— Task to carry out —
Reproduce the lines from the start of the records through the line containing "The mobile station 128 is at (720, 137).", inclusive, swapping "handoff" for "handover" and leaving everything else unchanged. Omit the pictures from the answer.

— Data supplied —

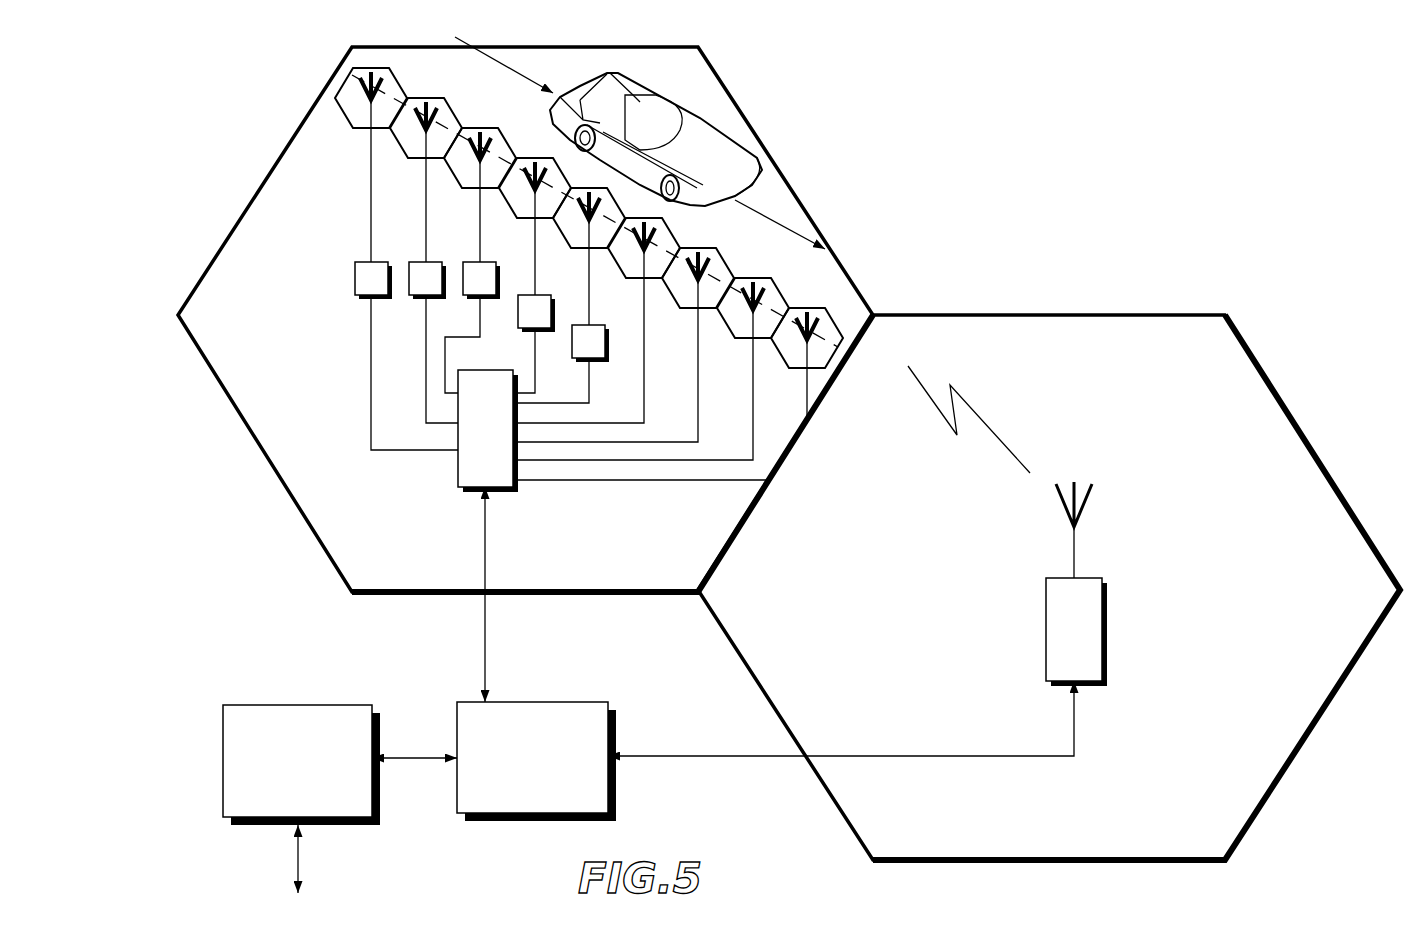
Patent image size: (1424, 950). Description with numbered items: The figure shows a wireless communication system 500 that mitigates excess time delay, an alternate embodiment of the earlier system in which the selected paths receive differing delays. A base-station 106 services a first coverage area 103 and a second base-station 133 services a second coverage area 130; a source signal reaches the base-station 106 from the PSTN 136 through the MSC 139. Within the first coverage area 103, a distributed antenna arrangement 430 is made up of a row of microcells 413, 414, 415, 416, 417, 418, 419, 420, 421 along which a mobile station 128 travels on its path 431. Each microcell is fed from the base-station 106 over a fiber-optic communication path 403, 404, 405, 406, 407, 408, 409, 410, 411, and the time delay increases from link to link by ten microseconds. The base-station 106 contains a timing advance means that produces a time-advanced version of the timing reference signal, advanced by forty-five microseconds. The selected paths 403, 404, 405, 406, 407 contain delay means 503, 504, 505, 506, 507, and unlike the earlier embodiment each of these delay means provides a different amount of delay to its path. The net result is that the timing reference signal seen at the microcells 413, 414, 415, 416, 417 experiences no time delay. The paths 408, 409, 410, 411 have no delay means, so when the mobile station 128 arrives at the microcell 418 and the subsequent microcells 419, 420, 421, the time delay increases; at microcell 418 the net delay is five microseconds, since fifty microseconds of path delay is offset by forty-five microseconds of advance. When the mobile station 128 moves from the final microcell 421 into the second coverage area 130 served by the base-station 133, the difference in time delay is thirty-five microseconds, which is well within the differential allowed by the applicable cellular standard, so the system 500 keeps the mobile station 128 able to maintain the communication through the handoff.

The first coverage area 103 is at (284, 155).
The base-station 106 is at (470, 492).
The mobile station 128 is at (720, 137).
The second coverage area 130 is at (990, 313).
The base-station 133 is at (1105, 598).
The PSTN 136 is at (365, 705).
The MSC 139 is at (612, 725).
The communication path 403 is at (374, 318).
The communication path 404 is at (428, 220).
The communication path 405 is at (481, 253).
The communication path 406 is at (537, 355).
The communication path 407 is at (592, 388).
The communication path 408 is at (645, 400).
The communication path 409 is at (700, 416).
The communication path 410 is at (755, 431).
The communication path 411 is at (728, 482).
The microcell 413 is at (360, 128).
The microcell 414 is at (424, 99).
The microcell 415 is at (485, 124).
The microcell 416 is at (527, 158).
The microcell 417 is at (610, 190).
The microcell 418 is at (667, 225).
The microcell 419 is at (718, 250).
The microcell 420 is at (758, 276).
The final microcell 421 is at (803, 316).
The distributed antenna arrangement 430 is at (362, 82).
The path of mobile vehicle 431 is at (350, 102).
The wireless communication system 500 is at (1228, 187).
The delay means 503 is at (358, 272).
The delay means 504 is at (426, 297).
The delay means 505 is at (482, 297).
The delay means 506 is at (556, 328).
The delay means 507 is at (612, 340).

— Response to the task —
Patent image size: (1424, 950). Description with numbered items: The figure shows a wireless communication system 500 that mitigates excess time delay, an alternate embodiment of the earlier system in which the selected paths receive differing delays. A base-station 106 services a first coverage area 103 and a second base-station 133 services a second coverage area 130; a source signal reaches the base-station 106 from the PSTN 136 through the MSC 139. Within the first coverage area 103, a distributed antenna arrangement 430 is made up of a row of microcells 413, 414, 415, 416, 417, 418, 419, 420, 421 along which a mobile station 128 travels on its path 431. Each microcell is fed from the base-station 106 over a fiber-optic communication path 403, 404, 405, 406, 407, 408, 409, 410, 411, and the time delay increases from link to link by ten microseconds. The base-station 106 contains a timing advance means that produces a time-advanced version of the timing reference signal, advanced by forty-five microseconds. The selected paths 403, 404, 405, 406, 407 contain delay means 503, 504, 505, 506, 507, and unlike the earlier embodiment each of these delay means provides a different amount of delay to its path. The net result is that the timing reference signal seen at the microcells 413, 414, 415, 416, 417 experiences no time delay. The paths 408, 409, 410, 411 have no delay means, so when the mobile station 128 arrives at the microcell 418 and the subsequent microcells 419, 420, 421, the time delay increases; at microcell 418 the net delay is five microseconds, since fifty microseconds of path delay is offset by forty-five microseconds of advance. When the mobile station 128 moves from the final microcell 421 into the second coverage area 130 served by the base-station 133, the difference in time delay is thirty-five microseconds, which is well within the differential allowed by the applicable cellular standard, so the system 500 keeps the mobile station 128 able to maintain the communication through the handover.

The first coverage area 103 is at (284, 155).
The base-station 106 is at (470, 492).
The mobile station 128 is at (720, 137).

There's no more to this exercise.